▶ Instructions for the task:
Extract all lines containing "JSON".

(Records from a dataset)
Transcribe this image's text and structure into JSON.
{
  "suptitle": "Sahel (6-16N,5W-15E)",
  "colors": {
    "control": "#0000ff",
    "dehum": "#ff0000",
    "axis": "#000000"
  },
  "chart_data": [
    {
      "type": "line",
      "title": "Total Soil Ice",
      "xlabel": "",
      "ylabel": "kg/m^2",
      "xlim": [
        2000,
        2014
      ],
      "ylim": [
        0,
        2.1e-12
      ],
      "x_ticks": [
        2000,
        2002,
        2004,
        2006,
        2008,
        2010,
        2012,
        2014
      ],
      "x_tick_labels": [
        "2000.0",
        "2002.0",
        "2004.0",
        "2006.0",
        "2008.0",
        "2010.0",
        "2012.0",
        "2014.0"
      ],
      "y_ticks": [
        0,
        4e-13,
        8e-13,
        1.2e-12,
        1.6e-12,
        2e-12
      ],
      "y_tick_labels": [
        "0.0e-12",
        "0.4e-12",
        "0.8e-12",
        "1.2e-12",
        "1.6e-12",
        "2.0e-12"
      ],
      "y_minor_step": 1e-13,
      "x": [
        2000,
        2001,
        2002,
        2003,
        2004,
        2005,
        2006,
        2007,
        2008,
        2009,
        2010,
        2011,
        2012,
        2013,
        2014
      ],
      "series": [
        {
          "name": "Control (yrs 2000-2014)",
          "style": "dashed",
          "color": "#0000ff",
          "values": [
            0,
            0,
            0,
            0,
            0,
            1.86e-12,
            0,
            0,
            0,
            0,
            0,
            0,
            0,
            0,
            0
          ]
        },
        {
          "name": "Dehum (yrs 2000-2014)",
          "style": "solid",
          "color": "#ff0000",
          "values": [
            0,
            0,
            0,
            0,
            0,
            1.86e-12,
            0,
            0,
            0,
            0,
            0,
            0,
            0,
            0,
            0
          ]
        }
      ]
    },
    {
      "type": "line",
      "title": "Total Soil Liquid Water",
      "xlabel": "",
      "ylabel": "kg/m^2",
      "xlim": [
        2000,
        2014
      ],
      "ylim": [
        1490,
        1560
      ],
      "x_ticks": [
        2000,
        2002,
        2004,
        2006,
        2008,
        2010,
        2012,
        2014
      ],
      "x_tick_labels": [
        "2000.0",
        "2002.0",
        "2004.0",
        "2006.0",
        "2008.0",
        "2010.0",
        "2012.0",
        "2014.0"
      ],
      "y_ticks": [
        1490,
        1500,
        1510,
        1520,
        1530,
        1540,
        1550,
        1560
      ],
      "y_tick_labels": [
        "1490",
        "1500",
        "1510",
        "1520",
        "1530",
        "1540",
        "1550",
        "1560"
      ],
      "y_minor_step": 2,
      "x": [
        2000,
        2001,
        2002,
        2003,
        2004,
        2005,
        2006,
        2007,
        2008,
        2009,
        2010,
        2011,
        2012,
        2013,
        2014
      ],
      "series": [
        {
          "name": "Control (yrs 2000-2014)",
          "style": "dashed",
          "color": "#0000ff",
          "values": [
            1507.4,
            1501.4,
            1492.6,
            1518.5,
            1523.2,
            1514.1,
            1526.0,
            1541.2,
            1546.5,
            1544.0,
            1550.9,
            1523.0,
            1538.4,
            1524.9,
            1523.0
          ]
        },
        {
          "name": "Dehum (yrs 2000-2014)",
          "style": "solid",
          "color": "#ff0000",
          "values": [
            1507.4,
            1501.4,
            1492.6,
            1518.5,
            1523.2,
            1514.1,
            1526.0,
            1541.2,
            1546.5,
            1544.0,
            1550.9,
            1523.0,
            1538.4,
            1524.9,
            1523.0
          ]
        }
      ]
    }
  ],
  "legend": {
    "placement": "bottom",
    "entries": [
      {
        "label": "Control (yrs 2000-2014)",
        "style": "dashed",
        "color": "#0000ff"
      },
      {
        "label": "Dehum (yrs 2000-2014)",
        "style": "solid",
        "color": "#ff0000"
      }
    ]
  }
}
--
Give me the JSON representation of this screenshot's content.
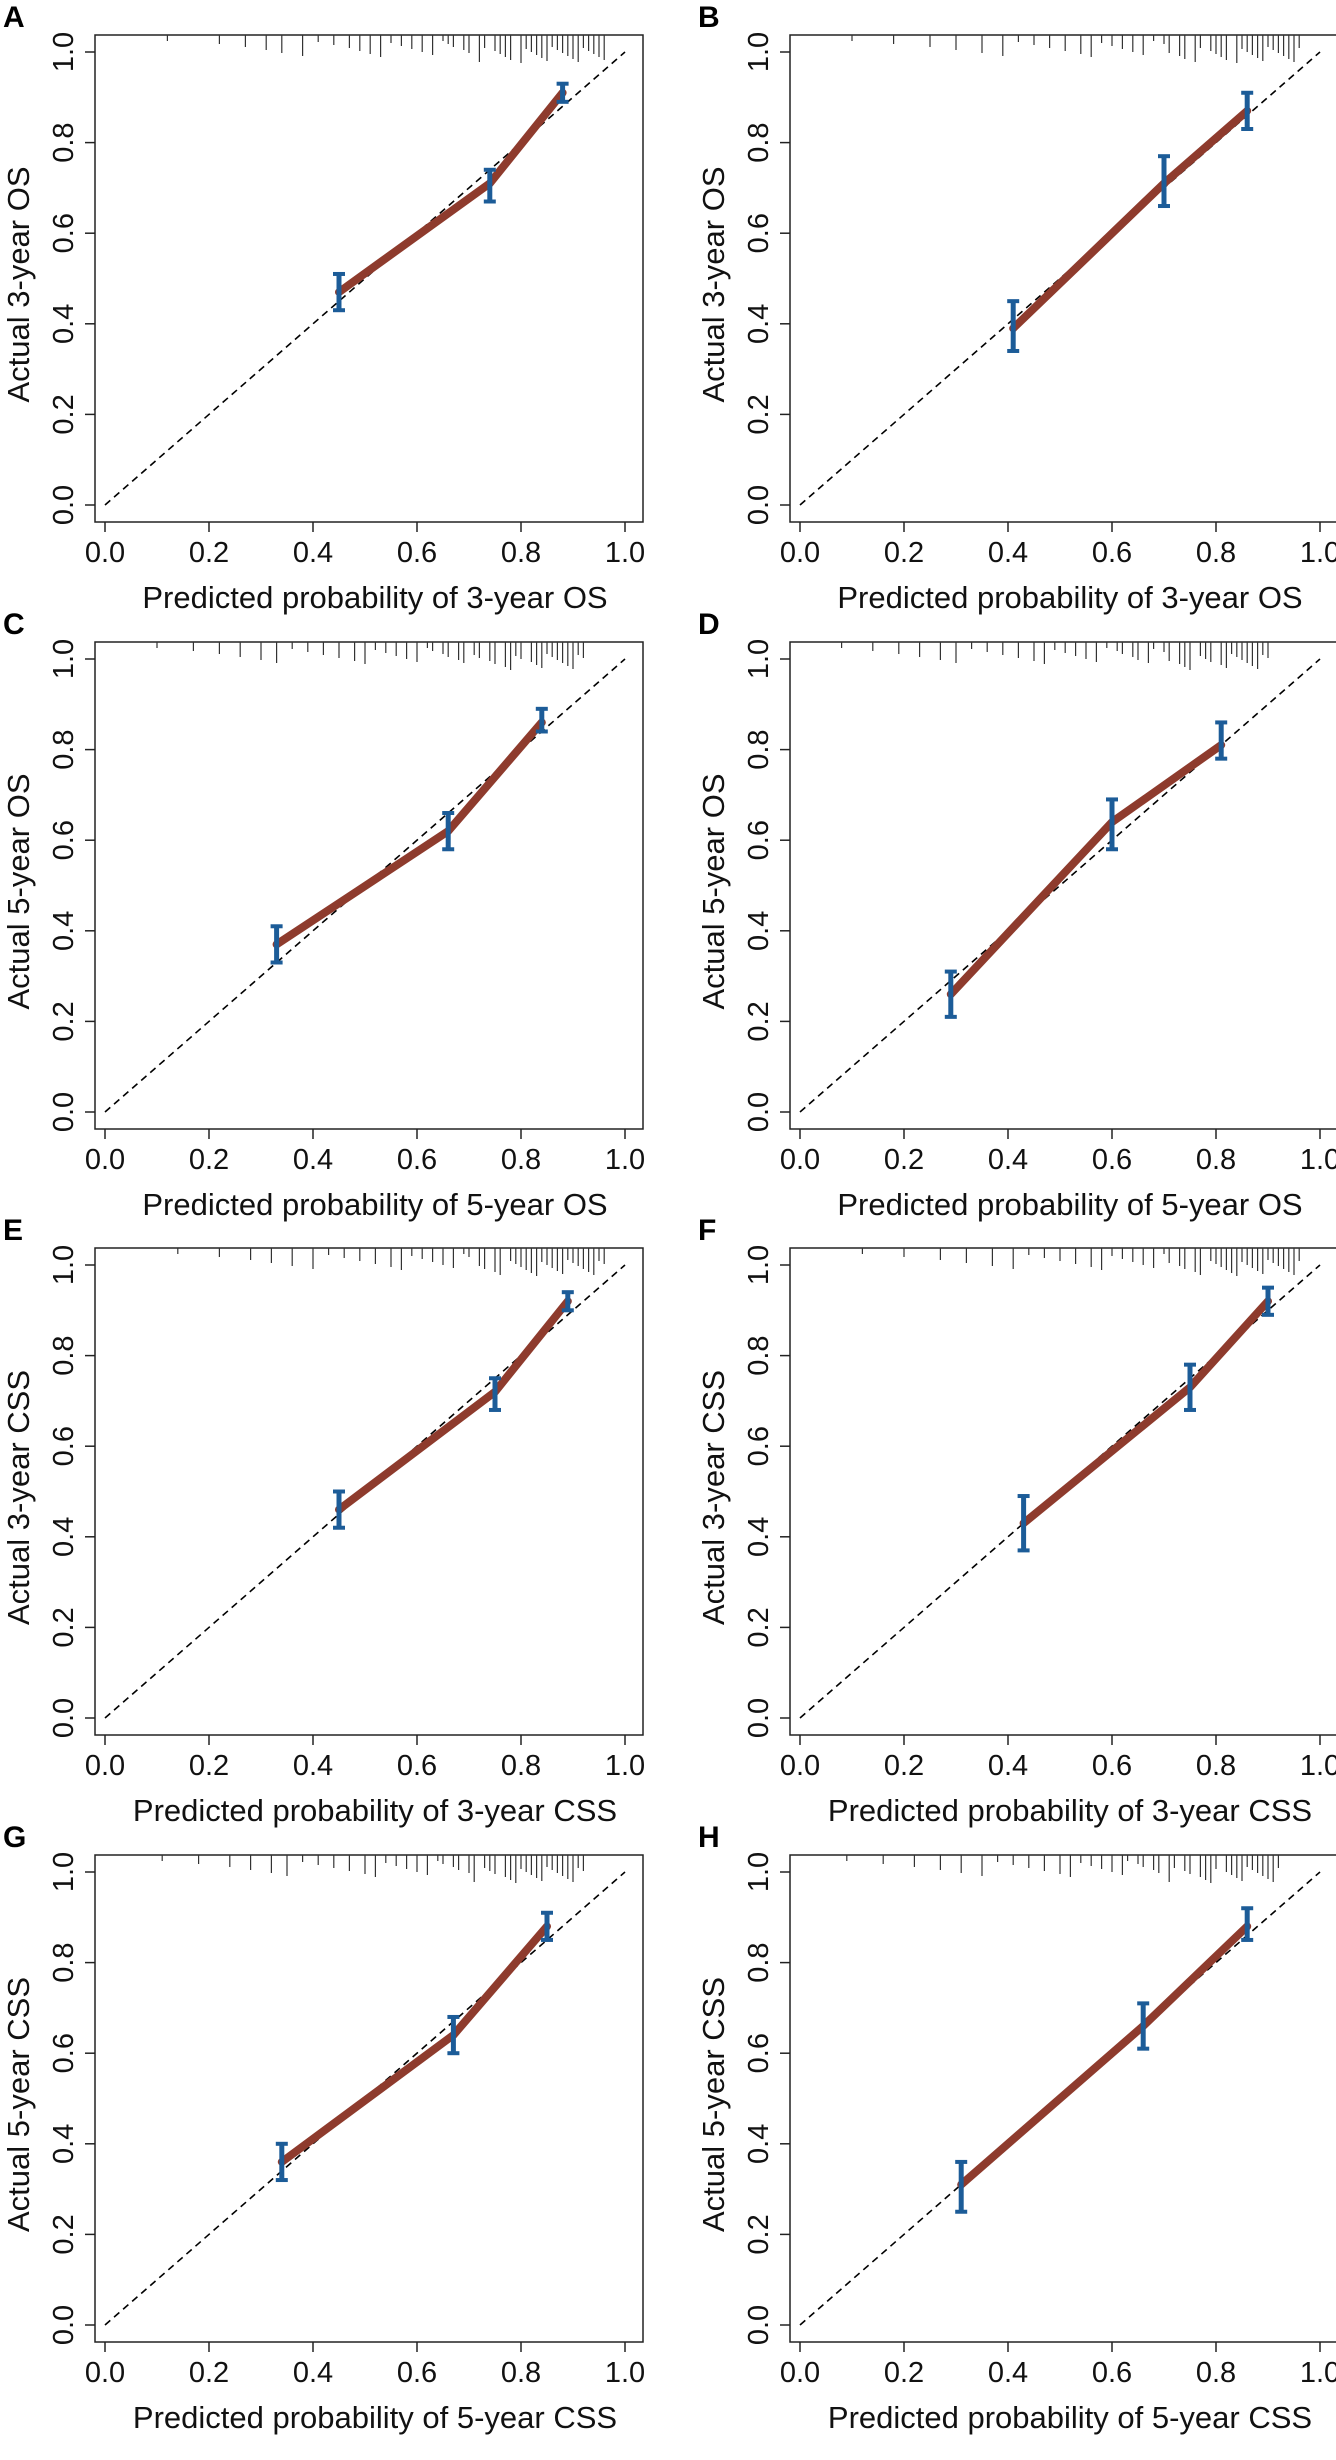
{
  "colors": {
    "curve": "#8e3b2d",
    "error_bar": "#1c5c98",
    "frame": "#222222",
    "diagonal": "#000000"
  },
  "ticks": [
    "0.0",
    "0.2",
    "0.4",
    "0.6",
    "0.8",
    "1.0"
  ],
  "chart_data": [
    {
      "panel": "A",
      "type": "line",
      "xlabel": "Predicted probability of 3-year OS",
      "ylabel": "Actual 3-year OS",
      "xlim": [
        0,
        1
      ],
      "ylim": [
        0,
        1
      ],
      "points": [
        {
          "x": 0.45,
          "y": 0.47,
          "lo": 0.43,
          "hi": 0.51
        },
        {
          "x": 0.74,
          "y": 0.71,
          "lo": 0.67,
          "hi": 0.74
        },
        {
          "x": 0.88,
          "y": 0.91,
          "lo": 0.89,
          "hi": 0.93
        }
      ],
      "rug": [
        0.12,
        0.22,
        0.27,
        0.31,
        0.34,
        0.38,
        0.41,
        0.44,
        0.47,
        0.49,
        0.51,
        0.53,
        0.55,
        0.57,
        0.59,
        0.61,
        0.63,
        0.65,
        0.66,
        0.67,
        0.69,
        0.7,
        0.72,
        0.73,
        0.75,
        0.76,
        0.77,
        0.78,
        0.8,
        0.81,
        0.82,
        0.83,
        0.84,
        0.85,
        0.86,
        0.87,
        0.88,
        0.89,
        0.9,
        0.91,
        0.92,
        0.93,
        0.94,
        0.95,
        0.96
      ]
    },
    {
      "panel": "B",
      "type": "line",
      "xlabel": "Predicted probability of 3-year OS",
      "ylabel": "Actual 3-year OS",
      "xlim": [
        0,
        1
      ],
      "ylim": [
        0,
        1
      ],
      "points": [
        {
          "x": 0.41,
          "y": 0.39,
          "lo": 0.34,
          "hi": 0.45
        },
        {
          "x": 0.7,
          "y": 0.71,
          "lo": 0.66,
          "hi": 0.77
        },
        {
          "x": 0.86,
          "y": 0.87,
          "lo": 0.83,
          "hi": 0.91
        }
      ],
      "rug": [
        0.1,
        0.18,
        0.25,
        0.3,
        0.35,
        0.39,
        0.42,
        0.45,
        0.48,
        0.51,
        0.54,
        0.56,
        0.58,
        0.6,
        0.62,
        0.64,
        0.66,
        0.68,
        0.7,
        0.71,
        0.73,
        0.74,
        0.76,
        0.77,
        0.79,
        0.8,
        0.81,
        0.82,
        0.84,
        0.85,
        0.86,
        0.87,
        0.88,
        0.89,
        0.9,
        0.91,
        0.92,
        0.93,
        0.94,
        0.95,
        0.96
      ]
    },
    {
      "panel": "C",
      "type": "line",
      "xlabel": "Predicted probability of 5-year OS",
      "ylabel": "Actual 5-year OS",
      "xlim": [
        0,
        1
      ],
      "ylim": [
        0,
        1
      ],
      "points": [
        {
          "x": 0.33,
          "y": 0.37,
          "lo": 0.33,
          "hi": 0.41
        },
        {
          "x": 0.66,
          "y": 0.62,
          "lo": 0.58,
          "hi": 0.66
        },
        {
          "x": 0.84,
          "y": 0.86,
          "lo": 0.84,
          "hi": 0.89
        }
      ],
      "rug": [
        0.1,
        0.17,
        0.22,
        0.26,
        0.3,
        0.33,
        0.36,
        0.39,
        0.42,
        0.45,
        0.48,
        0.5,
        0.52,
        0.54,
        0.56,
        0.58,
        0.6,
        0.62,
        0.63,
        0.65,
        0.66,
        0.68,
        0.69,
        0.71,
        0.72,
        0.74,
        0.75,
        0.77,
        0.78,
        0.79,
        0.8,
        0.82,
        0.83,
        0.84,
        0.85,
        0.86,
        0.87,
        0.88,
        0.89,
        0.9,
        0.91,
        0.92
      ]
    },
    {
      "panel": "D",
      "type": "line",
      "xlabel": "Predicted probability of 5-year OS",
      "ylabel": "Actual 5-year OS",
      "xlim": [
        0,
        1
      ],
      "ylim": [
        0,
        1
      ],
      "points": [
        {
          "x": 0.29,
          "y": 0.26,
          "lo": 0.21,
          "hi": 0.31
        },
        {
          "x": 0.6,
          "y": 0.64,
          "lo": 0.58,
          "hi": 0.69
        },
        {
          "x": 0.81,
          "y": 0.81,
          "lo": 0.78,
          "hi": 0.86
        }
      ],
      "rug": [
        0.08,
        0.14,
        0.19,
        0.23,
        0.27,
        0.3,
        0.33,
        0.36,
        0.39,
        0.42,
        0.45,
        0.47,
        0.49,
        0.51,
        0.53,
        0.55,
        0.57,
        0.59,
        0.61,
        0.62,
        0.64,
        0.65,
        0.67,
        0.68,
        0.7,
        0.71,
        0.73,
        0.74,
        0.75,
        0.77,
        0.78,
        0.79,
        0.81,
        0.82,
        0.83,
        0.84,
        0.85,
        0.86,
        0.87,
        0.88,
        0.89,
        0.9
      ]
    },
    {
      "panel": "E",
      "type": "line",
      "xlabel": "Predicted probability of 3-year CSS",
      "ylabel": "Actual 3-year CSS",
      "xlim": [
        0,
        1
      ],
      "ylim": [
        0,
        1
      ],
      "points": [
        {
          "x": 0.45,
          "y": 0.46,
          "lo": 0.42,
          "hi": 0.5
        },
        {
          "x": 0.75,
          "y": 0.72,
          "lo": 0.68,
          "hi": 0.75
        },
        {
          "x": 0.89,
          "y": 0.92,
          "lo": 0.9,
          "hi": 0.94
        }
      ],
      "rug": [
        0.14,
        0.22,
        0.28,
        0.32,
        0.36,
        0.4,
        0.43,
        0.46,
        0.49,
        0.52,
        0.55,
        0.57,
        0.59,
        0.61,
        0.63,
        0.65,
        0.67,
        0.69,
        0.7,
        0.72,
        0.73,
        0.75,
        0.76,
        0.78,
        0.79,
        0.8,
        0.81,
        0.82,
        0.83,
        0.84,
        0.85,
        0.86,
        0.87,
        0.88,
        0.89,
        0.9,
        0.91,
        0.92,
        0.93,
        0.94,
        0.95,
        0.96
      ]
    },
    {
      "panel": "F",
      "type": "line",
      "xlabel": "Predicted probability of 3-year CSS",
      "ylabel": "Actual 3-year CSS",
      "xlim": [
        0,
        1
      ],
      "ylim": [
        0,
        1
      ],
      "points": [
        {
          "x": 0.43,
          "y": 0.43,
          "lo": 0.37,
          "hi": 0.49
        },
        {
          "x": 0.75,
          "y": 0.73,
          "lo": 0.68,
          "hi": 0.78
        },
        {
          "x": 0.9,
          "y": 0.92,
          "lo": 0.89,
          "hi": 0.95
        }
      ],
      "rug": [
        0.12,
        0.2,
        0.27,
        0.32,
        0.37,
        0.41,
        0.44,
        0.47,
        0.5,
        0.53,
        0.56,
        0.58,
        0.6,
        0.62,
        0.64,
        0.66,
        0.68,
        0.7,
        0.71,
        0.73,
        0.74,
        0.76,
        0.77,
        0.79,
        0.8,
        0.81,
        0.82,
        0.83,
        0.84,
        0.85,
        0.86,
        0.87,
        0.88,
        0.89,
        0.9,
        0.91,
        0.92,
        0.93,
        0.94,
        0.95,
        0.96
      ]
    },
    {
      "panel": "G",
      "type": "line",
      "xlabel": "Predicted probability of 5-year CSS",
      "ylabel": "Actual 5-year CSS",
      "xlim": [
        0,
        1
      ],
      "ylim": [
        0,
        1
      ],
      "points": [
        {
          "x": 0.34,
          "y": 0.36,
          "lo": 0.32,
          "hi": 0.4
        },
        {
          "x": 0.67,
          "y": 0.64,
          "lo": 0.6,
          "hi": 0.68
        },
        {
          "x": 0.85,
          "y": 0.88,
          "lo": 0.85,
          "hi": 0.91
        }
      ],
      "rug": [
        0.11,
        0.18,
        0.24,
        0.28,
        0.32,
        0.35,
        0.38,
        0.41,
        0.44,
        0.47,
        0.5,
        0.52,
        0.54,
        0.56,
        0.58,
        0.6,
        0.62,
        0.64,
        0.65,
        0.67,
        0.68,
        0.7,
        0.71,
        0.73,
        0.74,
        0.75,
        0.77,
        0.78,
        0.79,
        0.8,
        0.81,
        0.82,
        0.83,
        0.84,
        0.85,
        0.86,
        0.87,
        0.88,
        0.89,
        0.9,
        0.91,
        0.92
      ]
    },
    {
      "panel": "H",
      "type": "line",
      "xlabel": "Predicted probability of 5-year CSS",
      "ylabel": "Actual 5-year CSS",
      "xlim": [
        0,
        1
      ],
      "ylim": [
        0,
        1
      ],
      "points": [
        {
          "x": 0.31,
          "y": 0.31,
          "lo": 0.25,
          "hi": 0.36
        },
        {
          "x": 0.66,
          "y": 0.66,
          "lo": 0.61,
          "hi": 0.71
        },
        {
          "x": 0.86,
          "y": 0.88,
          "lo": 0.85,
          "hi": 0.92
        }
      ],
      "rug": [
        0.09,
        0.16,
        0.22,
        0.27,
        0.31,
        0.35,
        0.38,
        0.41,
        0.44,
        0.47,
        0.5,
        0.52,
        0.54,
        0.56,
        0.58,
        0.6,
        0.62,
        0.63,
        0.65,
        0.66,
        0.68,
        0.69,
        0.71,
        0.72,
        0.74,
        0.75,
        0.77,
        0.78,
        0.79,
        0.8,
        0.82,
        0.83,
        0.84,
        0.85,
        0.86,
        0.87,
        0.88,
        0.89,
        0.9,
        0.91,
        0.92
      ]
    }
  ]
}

▶ Result of the exercise:
Transcribe this image's text and structure into JSON.
Give me the JSON representation of this screenshot's content.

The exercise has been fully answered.